[What to produce]
Set the listing down again exactly, please, apart from its pictures.

[Exercise input]
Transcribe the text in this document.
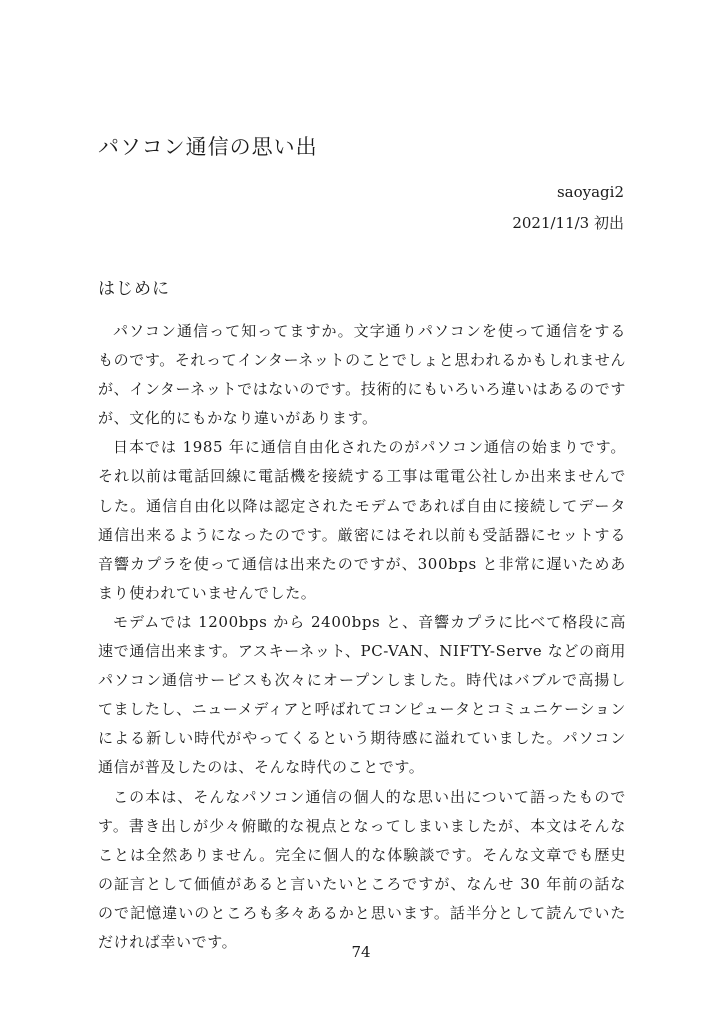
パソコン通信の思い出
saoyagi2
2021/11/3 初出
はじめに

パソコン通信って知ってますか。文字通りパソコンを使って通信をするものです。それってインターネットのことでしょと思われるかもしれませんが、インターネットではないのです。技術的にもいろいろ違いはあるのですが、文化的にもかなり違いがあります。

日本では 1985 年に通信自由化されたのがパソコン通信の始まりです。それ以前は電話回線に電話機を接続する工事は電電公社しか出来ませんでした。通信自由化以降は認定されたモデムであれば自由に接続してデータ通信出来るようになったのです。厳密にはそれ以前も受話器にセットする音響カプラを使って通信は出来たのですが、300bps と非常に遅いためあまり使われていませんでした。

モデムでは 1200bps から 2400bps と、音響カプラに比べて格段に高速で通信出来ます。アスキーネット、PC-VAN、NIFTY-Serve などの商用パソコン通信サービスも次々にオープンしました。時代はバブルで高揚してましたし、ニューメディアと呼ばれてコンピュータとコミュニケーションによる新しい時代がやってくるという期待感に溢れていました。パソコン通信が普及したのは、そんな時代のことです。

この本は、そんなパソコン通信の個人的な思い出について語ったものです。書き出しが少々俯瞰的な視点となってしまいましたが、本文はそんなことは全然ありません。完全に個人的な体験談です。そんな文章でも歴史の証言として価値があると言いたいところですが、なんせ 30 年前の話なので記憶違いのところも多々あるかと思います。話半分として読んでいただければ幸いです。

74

[Solution for this exercise]
Transcribe the text in this document.
パソコン通信の思い出
saoyagi2
2021/11/3 初出
はじめに

パソコン通信って知ってますか。文字通りパソコンを使って通信をするものです。それってインターネットのことでしょと思われるかもしれませんが、インターネットではないのです。技術的にもいろいろ違いはあるのですが、文化的にもかなり違いがあります。

日本では 1985 年に通信自由化されたのがパソコン通信の始まりです。それ以前は電話回線に電話機を接続する工事は電電公社しか出来ませんでした。通信自由化以降は認定されたモデムであれば自由に接続してデータ通信出来るようになったのです。厳密にはそれ以前も受話器にセットする音響カプラを使って通信は出来たのですが、300bps と非常に遅いためあまり使われていませんでした。

モデムでは 1200bps から 2400bps と、音響カプラに比べて格段に高速で通信出来ます。アスキーネット、PC-VAN、NIFTY-Serve などの商用パソコン通信サービスも次々にオープンしました。時代はバブルで高揚してましたし、ニューメディアと呼ばれてコンピュータとコミュニケーションによる新しい時代がやってくるという期待感に溢れていました。パソコン通信が普及したのは、そんな時代のことです。

この本は、そんなパソコン通信の個人的な思い出について語ったものです。書き出しが少々俯瞰的な視点となってしまいましたが、本文はそんなことは全然ありません。完全に個人的な体験談です。そんな文章でも歴史の証言として価値があると言いたいところですが、なんせ 30 年前の話なので記憶違いのところも多々あるかと思います。話半分として読んでいただければ幸いです。

74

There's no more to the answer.